Output the full listing word for word.

Extracted data:
:::::

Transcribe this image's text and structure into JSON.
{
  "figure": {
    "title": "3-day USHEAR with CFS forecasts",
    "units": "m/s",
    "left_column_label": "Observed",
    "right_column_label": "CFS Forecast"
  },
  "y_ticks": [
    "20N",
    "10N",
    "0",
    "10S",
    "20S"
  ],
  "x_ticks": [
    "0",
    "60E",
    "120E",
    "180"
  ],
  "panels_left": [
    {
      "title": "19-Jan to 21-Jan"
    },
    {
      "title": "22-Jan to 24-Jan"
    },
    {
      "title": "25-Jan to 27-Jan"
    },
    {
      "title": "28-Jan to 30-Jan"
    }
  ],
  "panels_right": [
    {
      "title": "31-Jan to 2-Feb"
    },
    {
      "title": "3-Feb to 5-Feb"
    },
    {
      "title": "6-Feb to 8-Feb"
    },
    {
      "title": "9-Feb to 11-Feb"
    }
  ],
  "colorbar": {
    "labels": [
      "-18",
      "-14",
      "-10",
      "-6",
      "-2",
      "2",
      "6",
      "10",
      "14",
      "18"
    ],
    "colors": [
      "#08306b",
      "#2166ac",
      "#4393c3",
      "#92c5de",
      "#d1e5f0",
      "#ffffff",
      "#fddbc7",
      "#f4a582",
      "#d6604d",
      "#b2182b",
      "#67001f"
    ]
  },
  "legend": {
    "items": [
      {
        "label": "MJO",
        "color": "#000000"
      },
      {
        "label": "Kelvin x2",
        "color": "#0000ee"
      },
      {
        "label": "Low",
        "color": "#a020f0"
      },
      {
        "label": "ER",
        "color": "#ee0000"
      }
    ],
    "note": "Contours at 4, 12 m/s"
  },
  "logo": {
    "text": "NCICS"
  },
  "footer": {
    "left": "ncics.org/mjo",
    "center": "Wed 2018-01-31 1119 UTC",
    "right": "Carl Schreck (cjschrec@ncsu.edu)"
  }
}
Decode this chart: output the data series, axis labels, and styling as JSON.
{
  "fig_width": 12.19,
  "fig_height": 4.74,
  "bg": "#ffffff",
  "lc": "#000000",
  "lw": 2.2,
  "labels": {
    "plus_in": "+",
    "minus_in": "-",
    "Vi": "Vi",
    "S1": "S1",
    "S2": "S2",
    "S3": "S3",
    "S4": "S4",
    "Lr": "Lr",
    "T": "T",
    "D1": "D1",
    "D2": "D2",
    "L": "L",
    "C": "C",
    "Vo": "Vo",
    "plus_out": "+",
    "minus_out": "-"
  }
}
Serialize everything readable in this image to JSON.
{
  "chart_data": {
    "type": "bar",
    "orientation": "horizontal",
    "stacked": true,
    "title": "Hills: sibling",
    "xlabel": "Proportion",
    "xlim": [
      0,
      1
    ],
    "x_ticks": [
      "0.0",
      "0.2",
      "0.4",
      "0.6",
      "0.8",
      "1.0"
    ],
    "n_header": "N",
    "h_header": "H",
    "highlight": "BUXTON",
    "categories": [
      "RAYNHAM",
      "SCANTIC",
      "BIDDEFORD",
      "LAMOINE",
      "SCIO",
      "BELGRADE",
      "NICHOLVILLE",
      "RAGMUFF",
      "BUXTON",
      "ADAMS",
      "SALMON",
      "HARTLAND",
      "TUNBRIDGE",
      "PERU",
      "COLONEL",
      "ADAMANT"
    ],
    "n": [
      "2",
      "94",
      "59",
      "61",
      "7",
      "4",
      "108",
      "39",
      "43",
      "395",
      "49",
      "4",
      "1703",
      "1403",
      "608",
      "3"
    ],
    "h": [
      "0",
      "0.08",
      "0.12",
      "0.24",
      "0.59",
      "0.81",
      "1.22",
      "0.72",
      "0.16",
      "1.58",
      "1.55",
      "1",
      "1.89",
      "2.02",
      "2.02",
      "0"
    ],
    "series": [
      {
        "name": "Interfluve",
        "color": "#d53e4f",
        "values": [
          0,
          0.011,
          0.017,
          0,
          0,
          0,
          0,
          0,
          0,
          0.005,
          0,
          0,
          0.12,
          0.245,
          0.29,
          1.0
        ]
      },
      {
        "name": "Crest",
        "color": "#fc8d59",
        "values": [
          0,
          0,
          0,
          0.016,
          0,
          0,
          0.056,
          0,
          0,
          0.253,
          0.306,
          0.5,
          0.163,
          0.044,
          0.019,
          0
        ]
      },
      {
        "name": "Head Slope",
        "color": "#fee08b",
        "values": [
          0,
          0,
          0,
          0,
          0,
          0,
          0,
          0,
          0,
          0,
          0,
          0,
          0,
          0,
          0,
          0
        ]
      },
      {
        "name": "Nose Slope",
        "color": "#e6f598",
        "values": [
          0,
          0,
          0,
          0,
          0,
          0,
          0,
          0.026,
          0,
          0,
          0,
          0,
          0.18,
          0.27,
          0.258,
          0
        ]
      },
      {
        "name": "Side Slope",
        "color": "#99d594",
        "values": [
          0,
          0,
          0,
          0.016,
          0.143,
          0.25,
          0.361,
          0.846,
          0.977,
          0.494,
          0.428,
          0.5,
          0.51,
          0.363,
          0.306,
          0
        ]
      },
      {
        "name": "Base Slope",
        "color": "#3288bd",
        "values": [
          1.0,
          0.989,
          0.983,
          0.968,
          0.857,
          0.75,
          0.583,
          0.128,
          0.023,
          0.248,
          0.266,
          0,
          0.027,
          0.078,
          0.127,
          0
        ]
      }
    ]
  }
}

:::::

Answer to this task:
Transcribe this image's text and structure into JSON.
{
  "figure": {
    "title": "3-day USHEAR with CFS forecasts",
    "units": "m/s",
    "left_column_label": "Observed",
    "right_column_label": "CFS Forecast"
  },
  "y_ticks": [
    "20N",
    "10N",
    "0",
    "10S",
    "20S"
  ],
  "x_ticks": [
    "0",
    "60E",
    "120E",
    "180"
  ],
  "panels_left": [
    {
      "title": "19-Jan to 21-Jan"
    },
    {
      "title": "22-Jan to 24-Jan"
    },
    {
      "title": "25-Jan to 27-Jan"
    },
    {
      "title": "28-Jan to 30-Jan"
    }
  ],
  "panels_right": [
    {
      "title": "31-Jan to 2-Feb"
    },
    {
      "title": "3-Feb to 5-Feb"
    },
    {
      "title": "6-Feb to 8-Feb"
    },
    {
      "title": "9-Feb to 11-Feb"
    }
  ],
  "colorbar": {
    "labels": [
      "-18",
      "-14",
      "-10",
      "-6",
      "-2",
      "2",
      "6",
      "10",
      "14",
      "18"
    ],
    "colors": [
      "#08306b",
      "#2166ac",
      "#4393c3",
      "#92c5de",
      "#d1e5f0",
      "#ffffff",
      "#fddbc7",
      "#f4a582",
      "#d6604d",
      "#b2182b",
      "#67001f"
    ]
  },
  "legend": {
    "items": [
      {
        "label": "MJO",
        "color": "#000000"
      },
      {
        "label": "Kelvin x2",
        "color": "#0000ee"
      },
      {
        "label": "Low",
        "color": "#a020f0"
      },
      {
        "label": "ER",
        "color": "#ee0000"
      }
    ],
    "note": "Contours at 4, 12 m/s"
  },
  "logo": {
    "text": "NCICS"
  },
  "footer": {
    "left": "ncics.org/mjo",
    "center": "Wed 2018-01-31 1119 UTC",
    "right": "Carl Schreck (cjschrec@ncsu.edu)"
  }
}
Decode this chart: output the data series, axis labels, and styling as JSON.
{
  "fig_width": 12.19,
  "fig_height": 4.74,
  "bg": "#ffffff",
  "lc": "#000000",
  "lw": 2.2,
  "labels": {
    "plus_in": "+",
    "minus_in": "-",
    "Vi": "Vi",
    "S1": "S1",
    "S2": "S2",
    "S3": "S3",
    "S4": "S4",
    "Lr": "Lr",
    "T": "T",
    "D1": "D1",
    "D2": "D2",
    "L": "L",
    "C": "C",
    "Vo": "Vo",
    "plus_out": "+",
    "minus_out": "-"
  }
}
Serialize everything readable in this image to JSON.
{
  "chart_data": {
    "type": "bar",
    "orientation": "horizontal",
    "stacked": true,
    "title": "Hills: sibling",
    "xlabel": "Proportion",
    "xlim": [
      0,
      1
    ],
    "x_ticks": [
      "0.0",
      "0.2",
      "0.4",
      "0.6",
      "0.8",
      "1.0"
    ],
    "n_header": "N",
    "h_header": "H",
    "highlight": "BUXTON",
    "categories": [
      "RAYNHAM",
      "SCANTIC",
      "BIDDEFORD",
      "LAMOINE",
      "SCIO",
      "BELGRADE",
      "NICHOLVILLE",
      "RAGMUFF",
      "BUXTON",
      "ADAMS",
      "SALMON",
      "HARTLAND",
      "TUNBRIDGE",
      "PERU",
      "COLONEL",
      "ADAMANT"
    ],
    "n": [
      "2",
      "94",
      "59",
      "61",
      "7",
      "4",
      "108",
      "39",
      "43",
      "395",
      "49",
      "4",
      "1703",
      "1403",
      "608",
      "3"
    ],
    "h": [
      "0",
      "0.08",
      "0.12",
      "0.24",
      "0.59",
      "0.81",
      "1.22",
      "0.72",
      "0.16",
      "1.58",
      "1.55",
      "1",
      "1.89",
      "2.02",
      "2.02",
      "0"
    ],
    "series": [
      {
        "name": "Interfluve",
        "color": "#d53e4f",
        "values": [
          0,
          0.011,
          0.017,
          0,
          0,
          0,
          0,
          0,
          0,
          0.005,
          0,
          0,
          0.12,
          0.245,
          0.29,
          1.0
        ]
      },
      {
        "name": "Crest",
        "color": "#fc8d59",
        "values": [
          0,
          0,
          0,
          0.016,
          0,
          0,
          0.056,
          0,
          0,
          0.253,
          0.306,
          0.5,
          0.163,
          0.044,
          0.019,
          0
        ]
      },
      {
        "name": "Head Slope",
        "color": "#fee08b",
        "values": [
          0,
          0,
          0,
          0,
          0,
          0,
          0,
          0,
          0,
          0,
          0,
          0,
          0,
          0,
          0,
          0
        ]
      },
      {
        "name": "Nose Slope",
        "color": "#e6f598",
        "values": [
          0,
          0,
          0,
          0,
          0,
          0,
          0,
          0.026,
          0,
          0,
          0,
          0,
          0.18,
          0.27,
          0.258,
          0
        ]
      },
      {
        "name": "Side Slope",
        "color": "#99d594",
        "values": [
          0,
          0,
          0,
          0.016,
          0.143,
          0.25,
          0.361,
          0.846,
          0.977,
          0.494,
          0.428,
          0.5,
          0.51,
          0.363,
          0.306,
          0
        ]
      },
      {
        "name": "Base Slope",
        "color": "#3288bd",
        "values": [
          1.0,
          0.989,
          0.983,
          0.968,
          0.857,
          0.75,
          0.583,
          0.128,
          0.023,
          0.248,
          0.266,
          0,
          0.027,
          0.078,
          0.127,
          0
        ]
      }
    ]
  }
}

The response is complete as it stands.